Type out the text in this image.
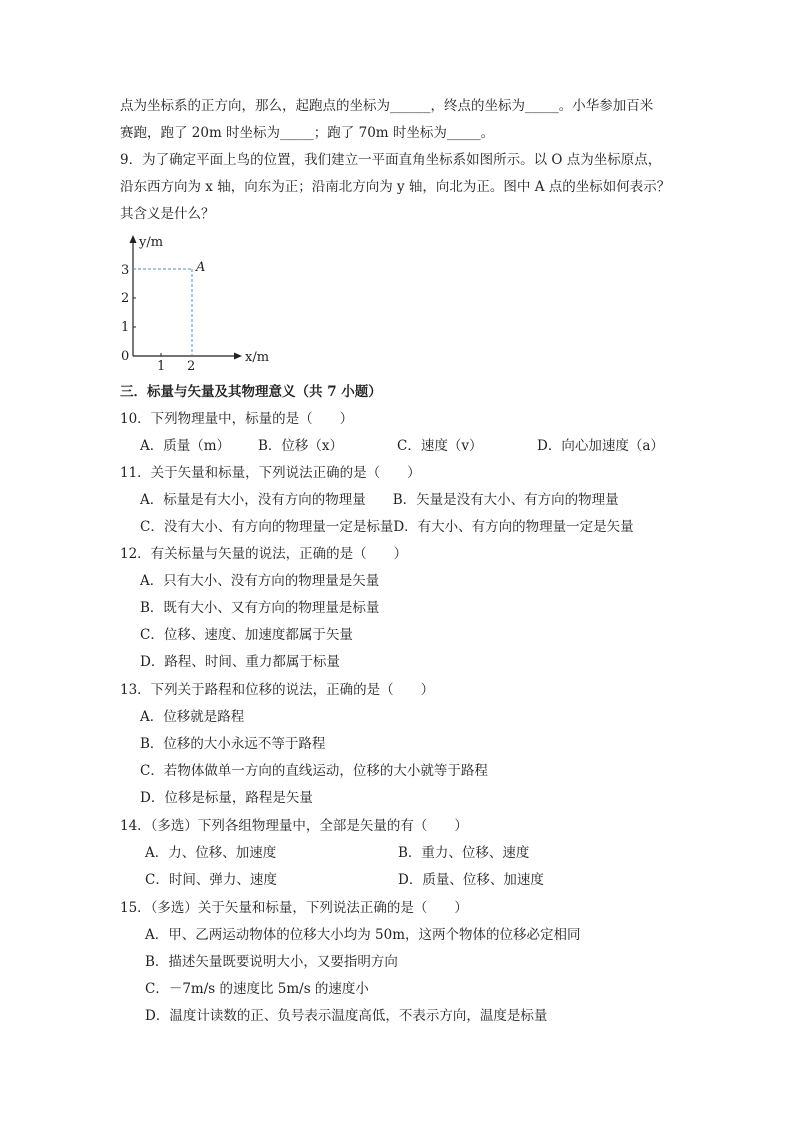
点为坐标系的正方向，那么，起跑点的坐标为______，终点的坐标为_____。小华参加百米
赛跑，跑了 20m 时坐标为_____；跑了 70m 时坐标为_____。
9．为了确定平面上鸟的位置，我们建立一平面直角坐标系如图所示。以 O 点为坐标原点，
沿东西方向为 x 轴，向东为正；沿南北方向为 y 轴，向北为正。图中 A 点的坐标如何表示？
其含义是什么？
y/m
A
3
2
1
0
1 2
x/m
三．标量与矢量及其物理意义（共 7 小题）
10．下列物理量中，标量的是（　　）
A．质量（m） B．位移（x）	C．速度（v）	D．向心加速度（a）
11．关于矢量和标量，下列说法正确的是（　　）
A．标量是有大小，没有方向的物理量　　B．矢量是没有大小、有方向的物理量
C．没有大小、有方向的物理量一定是标量D．有大小、有方向的物理量一定是矢量
12．有关标量与矢量的说法，正确的是（　　）
A．只有大小、没有方向的物理量是矢量
B．既有大小、又有方向的物理量是标量
C．位移、速度、加速度都属于矢量
D．路程、时间、重力都属于标量
13．下列关于路程和位移的说法，正确的是（　　）
A．位移就是路程
B．位移的大小永远不等于路程
C．若物体做单一方向的直线运动，位移的大小就等于路程
D．位移是标量，路程是矢量
14．（多选）下列各组物理量中，全部是矢量的有（　　）
A．力、位移、加速度	B．重力、位移、速度
C．时间、弹力、速度	D．质量、位移、加速度
15．（多选）关于矢量和标量，下列说法正确的是（　　）
A．甲、乙两运动物体的位移大小均为 50m，这两个物体的位移必定相同
B．描述矢量既要说明大小，又要指明方向
C．－7m/s 的速度比 5m/s 的速度小
D．温度计读数的正、负号表示温度高低，不表示方向，温度是标量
+===+
_TASK DESCRIPTION_. Give back the entries verbatim. Do not include any picture.

_THE RESULT_.
Type out the text in this image.
点为坐标系的正方向，那么，起跑点的坐标为______，终点的坐标为_____。小华参加百米
赛跑，跑了 20m 时坐标为_____；跑了 70m 时坐标为_____。
9．为了确定平面上鸟的位置，我们建立一平面直角坐标系如图所示。以 O 点为坐标原点，
沿东西方向为 x 轴，向东为正；沿南北方向为 y 轴，向北为正。图中 A 点的坐标如何表示？
其含义是什么？
y/m
A
3
2
1
0
1 2
x/m
三．标量与矢量及其物理意义（共 7 小题）
10．下列物理量中，标量的是（　　）
A．质量（m） B．位移（x）	C．速度（v）	D．向心加速度（a）
11．关于矢量和标量，下列说法正确的是（　　）
A．标量是有大小，没有方向的物理量　　B．矢量是没有大小、有方向的物理量
C．没有大小、有方向的物理量一定是标量D．有大小、有方向的物理量一定是矢量
12．有关标量与矢量的说法，正确的是（　　）
A．只有大小、没有方向的物理量是矢量
B．既有大小、又有方向的物理量是标量
C．位移、速度、加速度都属于矢量
D．路程、时间、重力都属于标量
13．下列关于路程和位移的说法，正确的是（　　）
A．位移就是路程
B．位移的大小永远不等于路程
C．若物体做单一方向的直线运动，位移的大小就等于路程
D．位移是标量，路程是矢量
14．（多选）下列各组物理量中，全部是矢量的有（　　）
A．力、位移、加速度	B．重力、位移、速度
C．时间、弹力、速度	D．质量、位移、加速度
15．（多选）关于矢量和标量，下列说法正确的是（　　）
A．甲、乙两运动物体的位移大小均为 50m，这两个物体的位移必定相同
B．描述矢量既要说明大小，又要指明方向
C．－7m/s 的速度比 5m/s 的速度小
D．温度计读数的正、负号表示温度高低，不表示方向，温度是标量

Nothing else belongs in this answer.